### Working data
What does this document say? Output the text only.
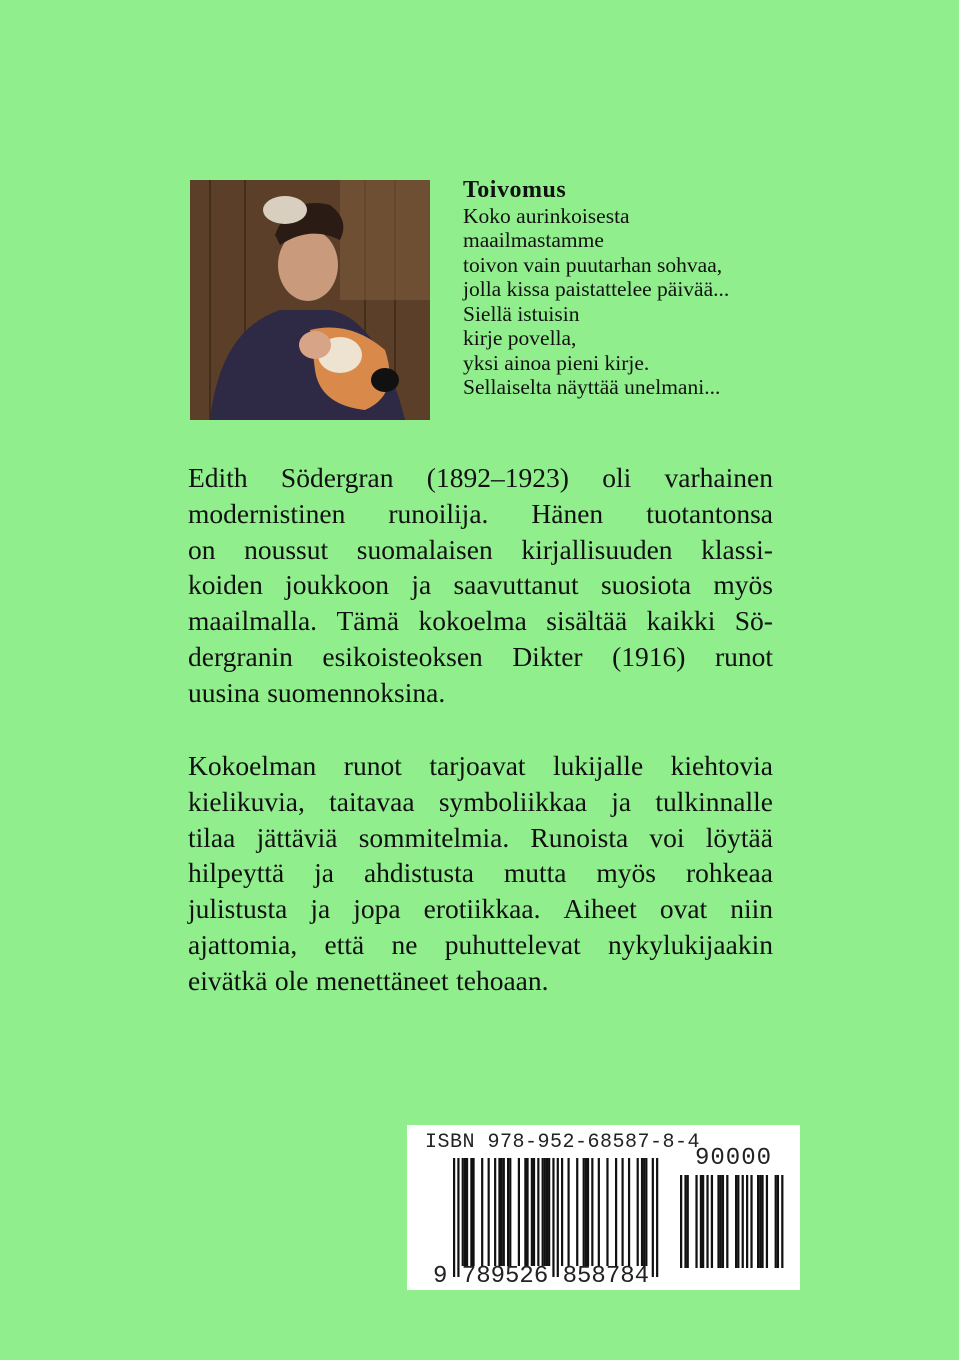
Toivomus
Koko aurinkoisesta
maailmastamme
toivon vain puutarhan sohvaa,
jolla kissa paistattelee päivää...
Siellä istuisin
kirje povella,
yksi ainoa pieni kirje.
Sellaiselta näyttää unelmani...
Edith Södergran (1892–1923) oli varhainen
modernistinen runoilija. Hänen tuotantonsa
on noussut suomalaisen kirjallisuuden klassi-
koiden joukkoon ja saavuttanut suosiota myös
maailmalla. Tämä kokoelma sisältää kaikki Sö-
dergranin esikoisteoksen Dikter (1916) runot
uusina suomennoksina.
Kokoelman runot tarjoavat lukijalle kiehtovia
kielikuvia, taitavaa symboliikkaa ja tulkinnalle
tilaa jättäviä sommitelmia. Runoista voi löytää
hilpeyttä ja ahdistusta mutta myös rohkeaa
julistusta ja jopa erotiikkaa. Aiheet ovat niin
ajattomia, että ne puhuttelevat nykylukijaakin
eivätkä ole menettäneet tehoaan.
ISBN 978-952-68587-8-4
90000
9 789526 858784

### What to work on
Print out the whole of the material word for word, without pictures.

### Exercise answer
What does this document say? Output the text only.
Toivomus
Koko aurinkoisesta
maailmastamme
toivon vain puutarhan sohvaa,
jolla kissa paistattelee päivää...
Siellä istuisin
kirje povella,
yksi ainoa pieni kirje.
Sellaiselta näyttää unelmani...
Edith Södergran (1892–1923) oli varhainen
modernistinen runoilija. Hänen tuotantonsa
on noussut suomalaisen kirjallisuuden klassi-
koiden joukkoon ja saavuttanut suosiota myös
maailmalla. Tämä kokoelma sisältää kaikki Sö-
dergranin esikoisteoksen Dikter (1916) runot
uusina suomennoksina.
Kokoelman runot tarjoavat lukijalle kiehtovia
kielikuvia, taitavaa symboliikkaa ja tulkinnalle
tilaa jättäviä sommitelmia. Runoista voi löytää
hilpeyttä ja ahdistusta mutta myös rohkeaa
julistusta ja jopa erotiikkaa. Aiheet ovat niin
ajattomia, että ne puhuttelevat nykylukijaakin
eivätkä ole menettäneet tehoaan.
ISBN 978-952-68587-8-4
90000
9 789526 858784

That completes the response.